* [Short exercise]:
Transcribe the material below exactly as it appears.

* [Provided material]:
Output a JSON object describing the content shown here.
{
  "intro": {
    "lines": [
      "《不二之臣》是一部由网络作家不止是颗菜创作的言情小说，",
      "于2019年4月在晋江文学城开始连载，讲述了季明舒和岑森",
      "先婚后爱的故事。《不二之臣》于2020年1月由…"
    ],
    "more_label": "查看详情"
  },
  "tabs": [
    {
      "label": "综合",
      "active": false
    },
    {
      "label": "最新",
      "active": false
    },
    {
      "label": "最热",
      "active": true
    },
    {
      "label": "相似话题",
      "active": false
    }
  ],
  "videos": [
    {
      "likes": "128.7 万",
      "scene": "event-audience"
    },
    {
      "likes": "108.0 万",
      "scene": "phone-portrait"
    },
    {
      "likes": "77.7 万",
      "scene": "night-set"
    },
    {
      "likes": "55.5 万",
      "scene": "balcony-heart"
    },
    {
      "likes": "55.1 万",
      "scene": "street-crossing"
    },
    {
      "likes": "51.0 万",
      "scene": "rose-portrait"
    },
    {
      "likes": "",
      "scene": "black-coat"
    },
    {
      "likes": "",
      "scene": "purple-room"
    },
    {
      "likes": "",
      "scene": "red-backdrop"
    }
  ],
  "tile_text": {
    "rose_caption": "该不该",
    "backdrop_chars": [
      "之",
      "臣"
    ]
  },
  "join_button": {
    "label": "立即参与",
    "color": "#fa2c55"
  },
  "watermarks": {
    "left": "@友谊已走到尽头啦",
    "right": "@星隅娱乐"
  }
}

* [Worked solution]:
Output a JSON object describing the content shown here.
{
  "intro": {
    "lines": [
      "《不二之臣》是一部由网络作家不止是颗菜创作的言情小说，",
      "于2019年4月在晋江文学城开始连载，讲述了季明舒和岑森",
      "先婚后爱的故事。《不二之臣》于2020年1月由…"
    ],
    "more_label": "查看详情"
  },
  "tabs": [
    {
      "label": "综合",
      "active": false
    },
    {
      "label": "最新",
      "active": false
    },
    {
      "label": "最热",
      "active": true
    },
    {
      "label": "相似话题",
      "active": false
    }
  ],
  "videos": [
    {
      "likes": "128.7 万",
      "scene": "event-audience"
    },
    {
      "likes": "108.0 万",
      "scene": "phone-portrait"
    },
    {
      "likes": "77.7 万",
      "scene": "night-set"
    },
    {
      "likes": "55.5 万",
      "scene": "balcony-heart"
    },
    {
      "likes": "55.1 万",
      "scene": "street-crossing"
    },
    {
      "likes": "51.0 万",
      "scene": "rose-portrait"
    },
    {
      "likes": "",
      "scene": "black-coat"
    },
    {
      "likes": "",
      "scene": "purple-room"
    },
    {
      "likes": "",
      "scene": "red-backdrop"
    }
  ],
  "tile_text": {
    "rose_caption": "该不该",
    "backdrop_chars": [
      "之",
      "臣"
    ]
  },
  "join_button": {
    "label": "立即参与",
    "color": "#fa2c55"
  },
  "watermarks": {
    "left": "@友谊已走到尽头啦",
    "right": "@星隅娱乐"
  }
}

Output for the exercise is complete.